▶ Dataset extract
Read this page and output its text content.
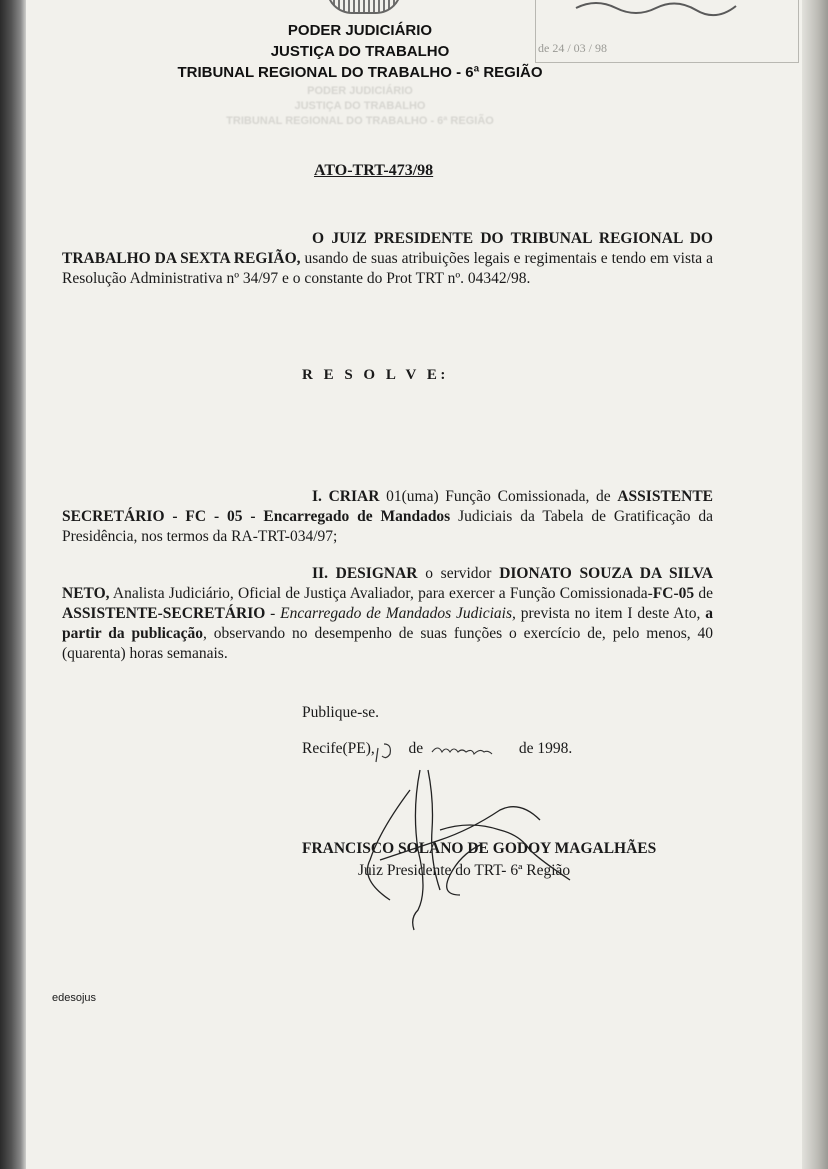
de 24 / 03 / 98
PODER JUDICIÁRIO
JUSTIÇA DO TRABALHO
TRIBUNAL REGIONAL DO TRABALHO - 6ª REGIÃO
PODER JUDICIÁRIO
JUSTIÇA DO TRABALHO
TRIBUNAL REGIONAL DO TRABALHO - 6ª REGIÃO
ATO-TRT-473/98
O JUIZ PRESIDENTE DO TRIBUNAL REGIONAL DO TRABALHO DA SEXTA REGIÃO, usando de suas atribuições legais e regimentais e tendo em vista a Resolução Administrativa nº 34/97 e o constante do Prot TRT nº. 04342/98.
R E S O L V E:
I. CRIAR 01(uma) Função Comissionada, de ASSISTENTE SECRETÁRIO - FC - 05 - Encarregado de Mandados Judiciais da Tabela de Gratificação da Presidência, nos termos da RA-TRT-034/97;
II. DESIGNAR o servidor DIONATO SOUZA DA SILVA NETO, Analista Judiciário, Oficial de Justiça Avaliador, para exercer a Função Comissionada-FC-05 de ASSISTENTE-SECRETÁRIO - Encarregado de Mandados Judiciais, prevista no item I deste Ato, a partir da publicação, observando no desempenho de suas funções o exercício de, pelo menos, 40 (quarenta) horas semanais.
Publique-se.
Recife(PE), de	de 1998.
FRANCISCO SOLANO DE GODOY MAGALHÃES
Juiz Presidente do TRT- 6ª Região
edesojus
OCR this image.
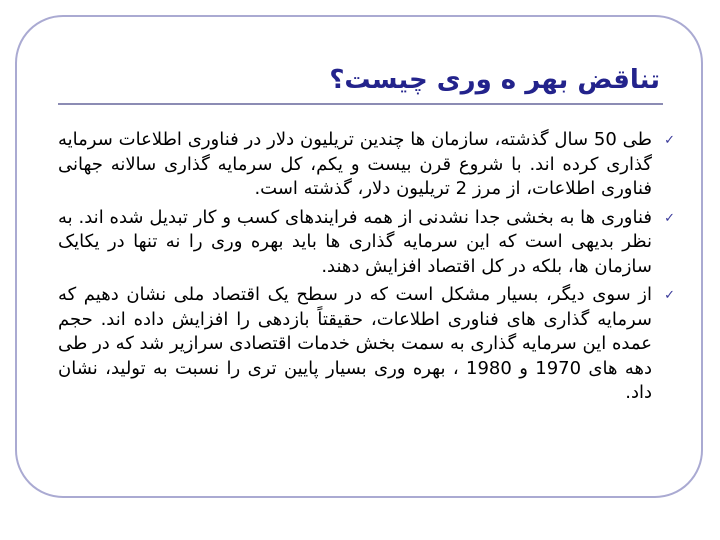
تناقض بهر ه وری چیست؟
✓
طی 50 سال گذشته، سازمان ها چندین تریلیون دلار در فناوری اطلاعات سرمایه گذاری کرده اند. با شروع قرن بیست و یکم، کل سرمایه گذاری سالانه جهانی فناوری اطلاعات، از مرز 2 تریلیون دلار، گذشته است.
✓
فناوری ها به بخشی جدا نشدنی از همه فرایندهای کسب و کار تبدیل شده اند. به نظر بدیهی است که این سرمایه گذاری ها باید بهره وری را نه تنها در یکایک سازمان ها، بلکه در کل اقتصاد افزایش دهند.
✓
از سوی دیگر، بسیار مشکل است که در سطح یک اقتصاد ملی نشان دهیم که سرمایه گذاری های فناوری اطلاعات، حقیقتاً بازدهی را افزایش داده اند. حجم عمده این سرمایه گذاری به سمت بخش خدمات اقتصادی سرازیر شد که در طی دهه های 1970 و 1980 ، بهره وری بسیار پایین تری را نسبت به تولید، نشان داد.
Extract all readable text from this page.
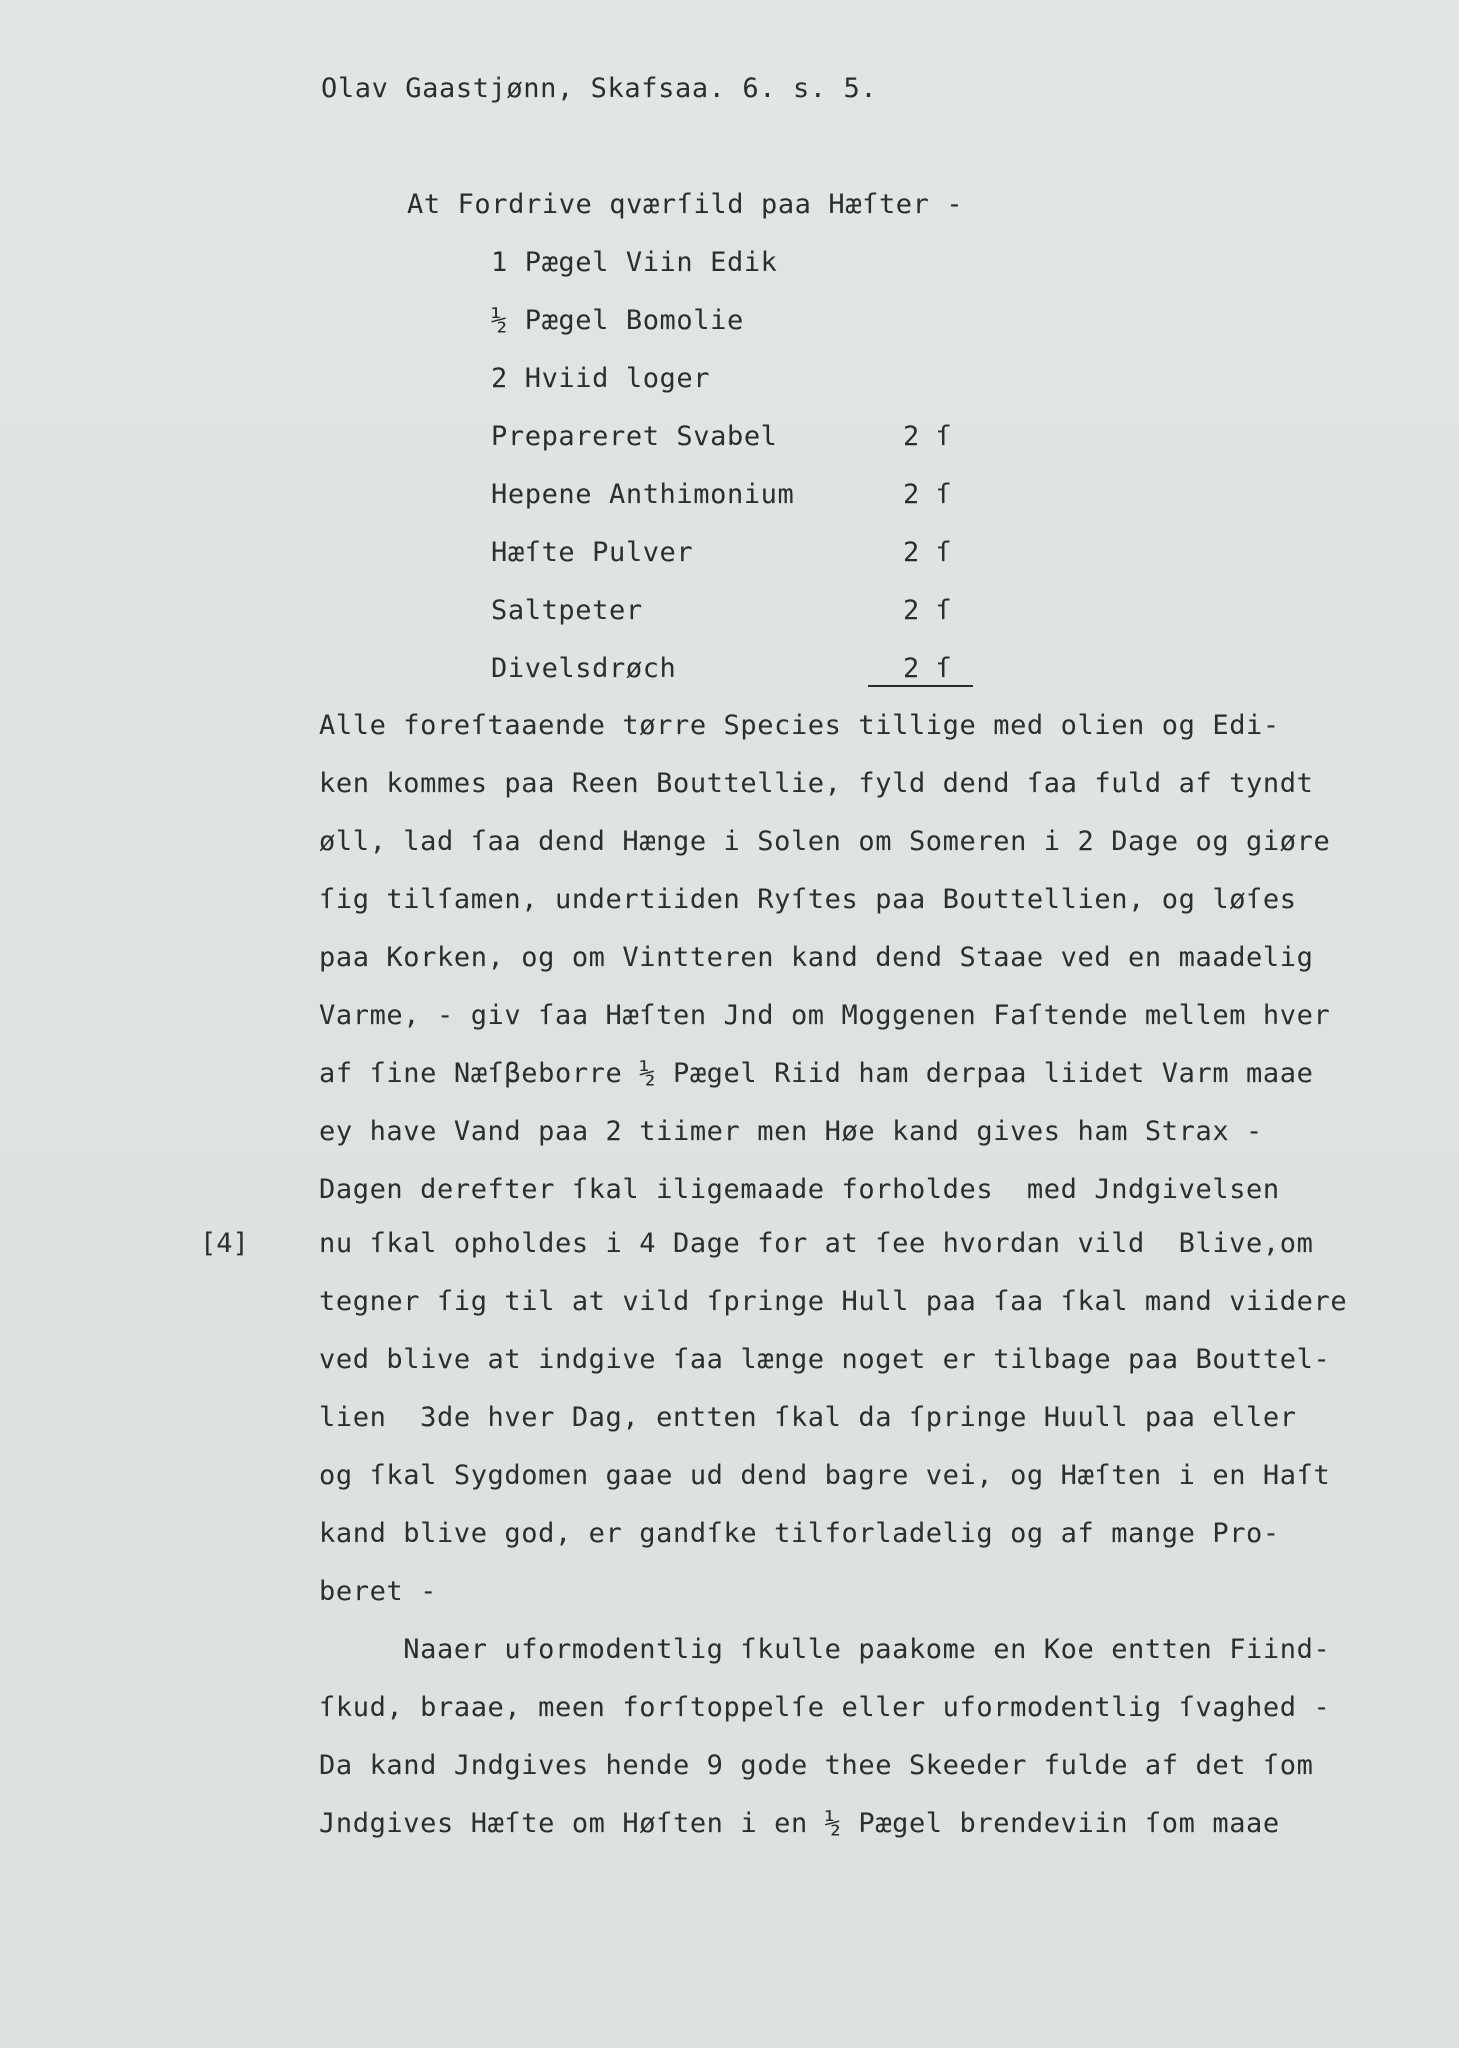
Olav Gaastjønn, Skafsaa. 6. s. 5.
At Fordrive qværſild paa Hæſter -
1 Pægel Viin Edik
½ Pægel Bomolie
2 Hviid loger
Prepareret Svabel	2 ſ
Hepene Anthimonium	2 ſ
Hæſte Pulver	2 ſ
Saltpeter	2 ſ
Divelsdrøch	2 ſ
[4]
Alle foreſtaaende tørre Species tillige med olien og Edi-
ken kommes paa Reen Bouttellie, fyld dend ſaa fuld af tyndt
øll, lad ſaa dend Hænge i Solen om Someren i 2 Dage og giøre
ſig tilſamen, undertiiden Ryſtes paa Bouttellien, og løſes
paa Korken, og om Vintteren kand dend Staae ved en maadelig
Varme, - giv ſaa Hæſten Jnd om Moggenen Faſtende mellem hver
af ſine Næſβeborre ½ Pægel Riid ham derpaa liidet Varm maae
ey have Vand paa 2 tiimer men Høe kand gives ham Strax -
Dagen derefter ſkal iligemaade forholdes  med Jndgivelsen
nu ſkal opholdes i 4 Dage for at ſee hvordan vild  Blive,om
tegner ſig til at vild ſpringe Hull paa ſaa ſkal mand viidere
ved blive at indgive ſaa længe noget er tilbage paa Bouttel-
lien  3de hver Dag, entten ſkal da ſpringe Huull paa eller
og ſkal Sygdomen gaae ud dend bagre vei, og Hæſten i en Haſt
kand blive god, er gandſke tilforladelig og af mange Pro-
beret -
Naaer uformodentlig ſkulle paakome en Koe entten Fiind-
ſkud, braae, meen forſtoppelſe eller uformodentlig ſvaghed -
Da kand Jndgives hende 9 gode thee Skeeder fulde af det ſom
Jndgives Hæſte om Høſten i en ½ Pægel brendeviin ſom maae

▶ Task brief
Except for the pictures, reproduce every line exactly.

▶ Problem solution
Read this page and output its text content.
de 24 / 03 / 98
PODER JUDICIÁRIO
JUSTIÇA DO TRABALHO
TRIBUNAL REGIONAL DO TRABALHO - 6ª REGIÃO
PODER JUDICIÁRIO
JUSTIÇA DO TRABALHO
TRIBUNAL REGIONAL DO TRABALHO - 6ª REGIÃO
ATO-TRT-473/98
O JUIZ PRESIDENTE DO TRIBUNAL REGIONAL DO TRABALHO DA SEXTA REGIÃO, usando de suas atribuições legais e regimentais e tendo em vista a Resolução Administrativa nº 34/97 e o constante do Prot TRT nº. 04342/98.
R E S O L V E:
I. CRIAR 01(uma) Função Comissionada, de ASSISTENTE SECRETÁRIO - FC - 05 - Encarregado de Mandados Judiciais da Tabela de Gratificação da Presidência, nos termos da RA-TRT-034/97;
II. DESIGNAR o servidor DIONATO SOUZA DA SILVA NETO, Analista Judiciário, Oficial de Justiça Avaliador, para exercer a Função Comissionada-FC-05 de ASSISTENTE-SECRETÁRIO - Encarregado de Mandados Judiciais, prevista no item I deste Ato, a partir da publicação, observando no desempenho de suas funções o exercício de, pelo menos, 40 (quarenta) horas semanais.
Publique-se.
Recife(PE), de	de 1998.
FRANCISCO SOLANO DE GODOY MAGALHÃES
Juiz Presidente do TRT- 6ª Região
edesojus
OCR this image.
تناقض بهر ه وری چیست؟
✓
طی 50 سال گذشته، سازمان ها چندین تریلیون دلار در فناوری اطلاعات سرمایه گذاری کرده اند. با شروع قرن بیست و یکم، کل سرمایه گذاری سالانه جهانی فناوری اطلاعات، از مرز 2 تریلیون دلار، گذشته است.
✓
فناوری ها به بخشی جدا نشدنی از همه فرایندهای کسب و کار تبدیل شده اند. به نظر بدیهی است که این سرمایه گذاری ها باید بهره وری را نه تنها در یکایک سازمان ها، بلکه در کل اقتصاد افزایش دهند.
✓
از سوی دیگر، بسیار مشکل است که در سطح یک اقتصاد ملی نشان دهیم که سرمایه گذاری های فناوری اطلاعات، حقیقتاً بازدهی را افزایش داده اند. حجم عمده این سرمایه گذاری به سمت بخش خدمات اقتصادی سرازیر شد که در طی دهه های 1970 و 1980 ، بهره وری بسیار پایین تری را نسبت به تولید، نشان داد.
Extract all readable text from this page.
Olav Gaastjønn, Skafsaa. 6. s. 5.
At Fordrive qværſild paa Hæſter -
1 Pægel Viin Edik
½ Pægel Bomolie
2 Hviid loger
Prepareret Svabel	2 ſ
Hepene Anthimonium	2 ſ
Hæſte Pulver	2 ſ
Saltpeter	2 ſ
Divelsdrøch	2 ſ
[4]
Alle foreſtaaende tørre Species tillige med olien og Edi-
ken kommes paa Reen Bouttellie, fyld dend ſaa fuld af tyndt
øll, lad ſaa dend Hænge i Solen om Someren i 2 Dage og giøre
ſig tilſamen, undertiiden Ryſtes paa Bouttellien, og løſes
paa Korken, og om Vintteren kand dend Staae ved en maadelig
Varme, - giv ſaa Hæſten Jnd om Moggenen Faſtende mellem hver
af ſine Næſβeborre ½ Pægel Riid ham derpaa liidet Varm maae
ey have Vand paa 2 tiimer men Høe kand gives ham Strax -
Dagen derefter ſkal iligemaade forholdes  med Jndgivelsen
nu ſkal opholdes i 4 Dage for at ſee hvordan vild  Blive,om
tegner ſig til at vild ſpringe Hull paa ſaa ſkal mand viidere
ved blive at indgive ſaa længe noget er tilbage paa Bouttel-
lien  3de hver Dag, entten ſkal da ſpringe Huull paa eller
og ſkal Sygdomen gaae ud dend bagre vei, og Hæſten i en Haſt
kand blive god, er gandſke tilforladelig og af mange Pro-
beret -
Naaer uformodentlig ſkulle paakome en Koe entten Fiind-
ſkud, braae, meen forſtoppelſe eller uformodentlig ſvaghed -
Da kand Jndgives hende 9 gode thee Skeeder fulde af det ſom
Jndgives Hæſte om Høſten i en ½ Pægel brendeviin ſom maae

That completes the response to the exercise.